>> Begin Record extracts
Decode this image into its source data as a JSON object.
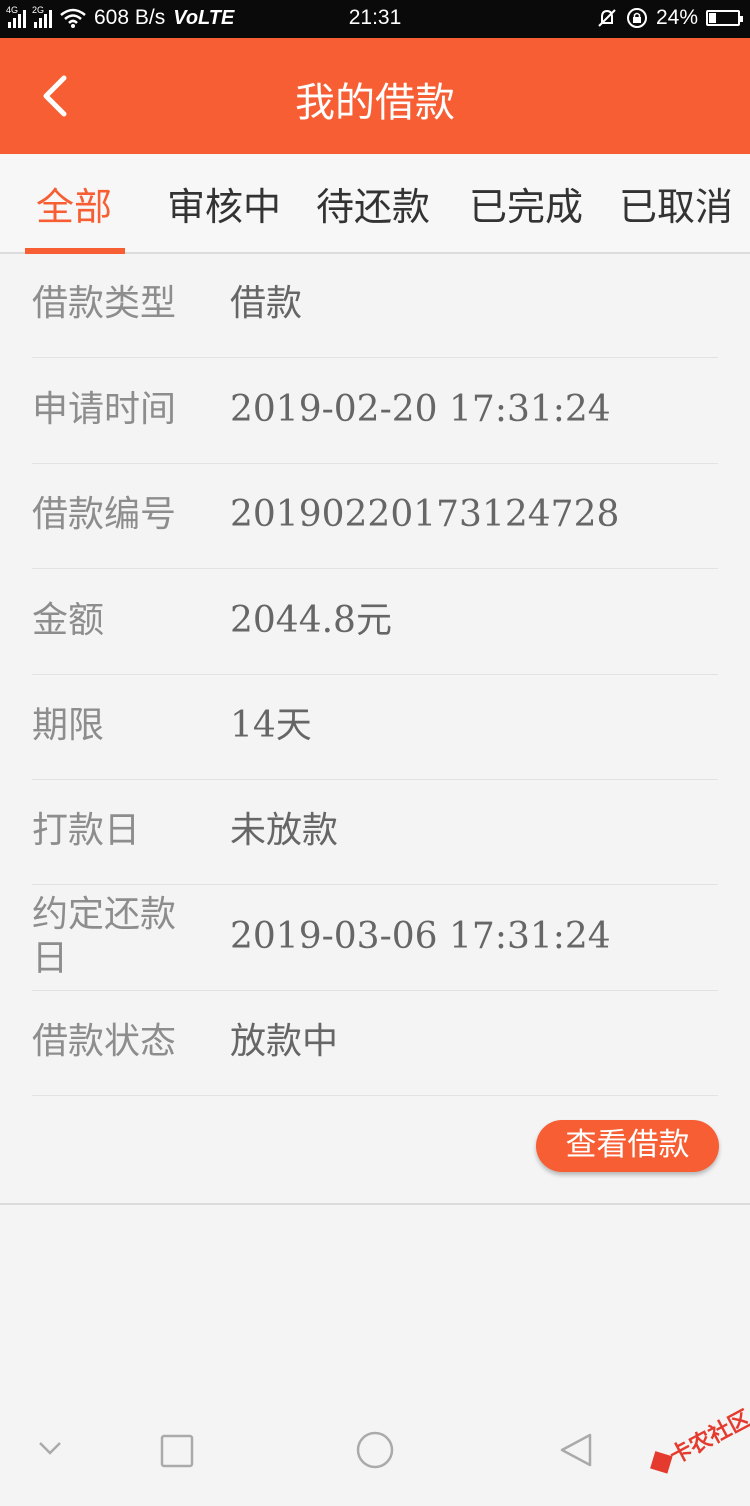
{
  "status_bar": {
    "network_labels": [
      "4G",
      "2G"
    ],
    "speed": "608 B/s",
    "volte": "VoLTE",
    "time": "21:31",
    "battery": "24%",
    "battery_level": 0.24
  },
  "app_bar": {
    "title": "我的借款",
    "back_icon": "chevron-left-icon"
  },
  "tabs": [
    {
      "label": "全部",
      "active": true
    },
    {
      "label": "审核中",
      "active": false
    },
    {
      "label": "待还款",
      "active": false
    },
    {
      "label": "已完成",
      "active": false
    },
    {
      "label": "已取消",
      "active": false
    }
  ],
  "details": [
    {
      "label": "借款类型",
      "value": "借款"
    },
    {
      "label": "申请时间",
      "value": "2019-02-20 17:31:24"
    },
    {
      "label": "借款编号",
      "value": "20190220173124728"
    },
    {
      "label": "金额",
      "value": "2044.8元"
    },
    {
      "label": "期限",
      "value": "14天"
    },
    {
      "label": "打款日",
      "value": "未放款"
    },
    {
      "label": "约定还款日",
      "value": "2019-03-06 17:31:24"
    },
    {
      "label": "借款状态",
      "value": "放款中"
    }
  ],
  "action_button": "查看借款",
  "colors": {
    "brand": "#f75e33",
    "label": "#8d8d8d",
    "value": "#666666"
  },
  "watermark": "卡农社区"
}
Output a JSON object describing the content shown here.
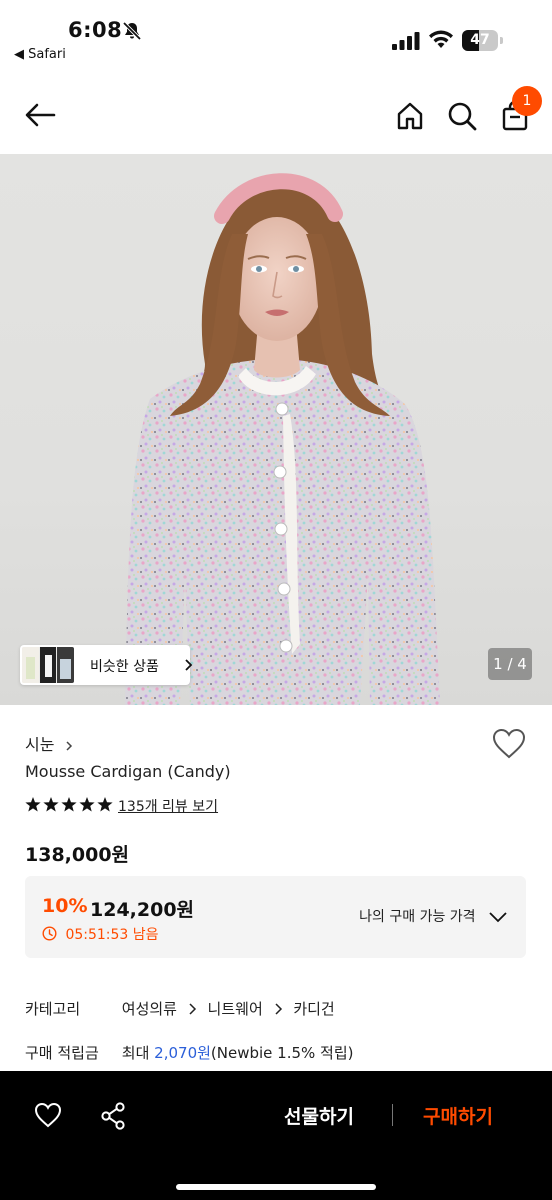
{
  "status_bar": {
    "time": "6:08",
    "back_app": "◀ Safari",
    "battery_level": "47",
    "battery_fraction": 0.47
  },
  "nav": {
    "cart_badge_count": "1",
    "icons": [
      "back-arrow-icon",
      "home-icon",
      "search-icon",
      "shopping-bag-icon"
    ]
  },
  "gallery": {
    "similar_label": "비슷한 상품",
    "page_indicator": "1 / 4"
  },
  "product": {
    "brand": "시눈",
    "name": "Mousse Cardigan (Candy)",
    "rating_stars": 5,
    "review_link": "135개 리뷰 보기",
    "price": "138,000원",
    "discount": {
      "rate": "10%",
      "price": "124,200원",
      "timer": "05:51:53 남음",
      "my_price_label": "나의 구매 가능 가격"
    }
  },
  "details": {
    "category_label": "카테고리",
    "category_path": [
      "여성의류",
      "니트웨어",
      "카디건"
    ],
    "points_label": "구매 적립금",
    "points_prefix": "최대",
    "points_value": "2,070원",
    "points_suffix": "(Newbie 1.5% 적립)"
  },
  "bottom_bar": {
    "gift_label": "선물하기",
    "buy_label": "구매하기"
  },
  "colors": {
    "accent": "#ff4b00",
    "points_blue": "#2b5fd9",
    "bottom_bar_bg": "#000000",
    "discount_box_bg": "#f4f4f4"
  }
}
>> End Record extracts
>> Begin Record extracts
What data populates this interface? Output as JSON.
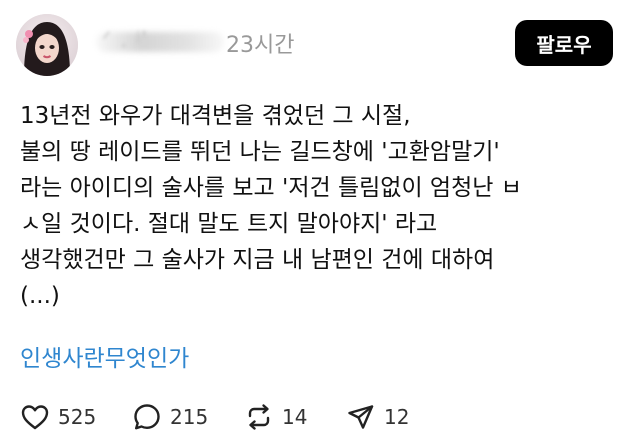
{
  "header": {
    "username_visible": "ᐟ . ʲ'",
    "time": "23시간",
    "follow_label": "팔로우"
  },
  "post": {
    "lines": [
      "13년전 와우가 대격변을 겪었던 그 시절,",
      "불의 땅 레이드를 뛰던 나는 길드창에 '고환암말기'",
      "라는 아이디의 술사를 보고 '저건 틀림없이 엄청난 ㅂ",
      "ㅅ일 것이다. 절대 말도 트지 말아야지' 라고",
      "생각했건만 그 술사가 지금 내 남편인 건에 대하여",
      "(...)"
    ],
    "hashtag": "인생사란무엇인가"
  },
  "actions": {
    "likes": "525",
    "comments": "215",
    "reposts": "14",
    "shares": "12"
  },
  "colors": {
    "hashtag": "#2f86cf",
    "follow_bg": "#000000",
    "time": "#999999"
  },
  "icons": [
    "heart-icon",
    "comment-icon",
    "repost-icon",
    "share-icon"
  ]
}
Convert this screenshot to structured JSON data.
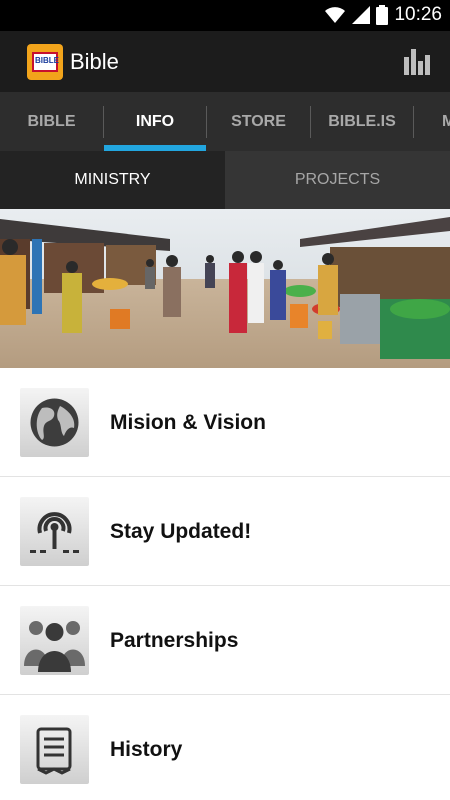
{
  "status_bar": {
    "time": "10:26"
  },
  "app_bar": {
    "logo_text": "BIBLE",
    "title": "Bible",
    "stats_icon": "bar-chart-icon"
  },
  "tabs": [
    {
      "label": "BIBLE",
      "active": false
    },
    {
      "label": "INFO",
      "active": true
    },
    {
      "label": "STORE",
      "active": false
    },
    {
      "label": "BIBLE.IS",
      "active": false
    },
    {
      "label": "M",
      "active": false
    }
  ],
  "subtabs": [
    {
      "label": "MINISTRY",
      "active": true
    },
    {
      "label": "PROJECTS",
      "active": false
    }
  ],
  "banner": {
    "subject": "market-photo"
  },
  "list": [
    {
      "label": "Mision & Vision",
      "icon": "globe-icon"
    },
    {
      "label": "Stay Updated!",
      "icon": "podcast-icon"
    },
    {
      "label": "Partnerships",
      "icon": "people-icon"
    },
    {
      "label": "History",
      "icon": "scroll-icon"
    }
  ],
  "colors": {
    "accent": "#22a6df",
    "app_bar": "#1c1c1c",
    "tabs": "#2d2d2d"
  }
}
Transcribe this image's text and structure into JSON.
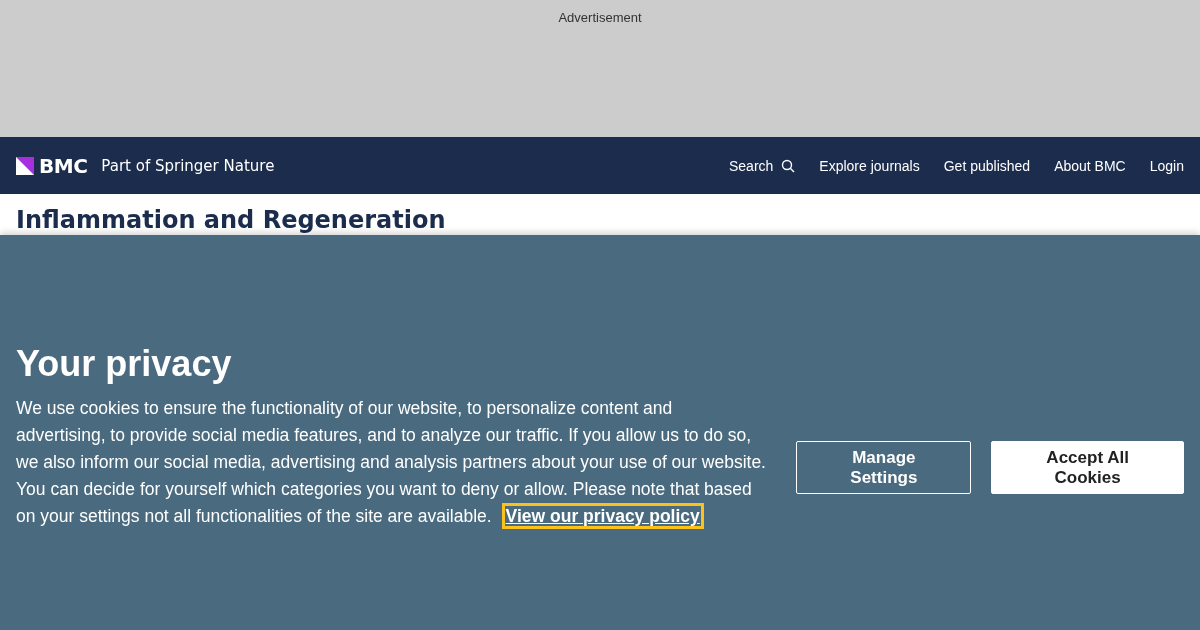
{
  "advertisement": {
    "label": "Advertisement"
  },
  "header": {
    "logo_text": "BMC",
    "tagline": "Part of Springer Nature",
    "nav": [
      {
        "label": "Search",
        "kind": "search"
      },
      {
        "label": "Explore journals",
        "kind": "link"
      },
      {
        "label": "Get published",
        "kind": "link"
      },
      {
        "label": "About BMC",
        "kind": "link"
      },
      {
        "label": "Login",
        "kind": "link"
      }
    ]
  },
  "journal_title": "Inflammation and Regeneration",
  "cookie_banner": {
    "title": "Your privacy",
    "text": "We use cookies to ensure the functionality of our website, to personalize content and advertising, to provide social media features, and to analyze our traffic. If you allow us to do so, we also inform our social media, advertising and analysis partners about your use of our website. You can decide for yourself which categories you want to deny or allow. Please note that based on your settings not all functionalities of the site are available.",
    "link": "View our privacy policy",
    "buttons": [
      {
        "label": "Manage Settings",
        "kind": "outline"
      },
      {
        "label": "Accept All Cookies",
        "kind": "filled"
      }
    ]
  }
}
>> End Record extracts
[Task description] Every line of the listing that holds "this" should be found and copied.

[Task response]
Decode this image into its source data as a JSON object.
What data populates this interface? Output as JSON.
Convert this screenshot to structured JSON data.
Transcribe this image's text and structure into JSON.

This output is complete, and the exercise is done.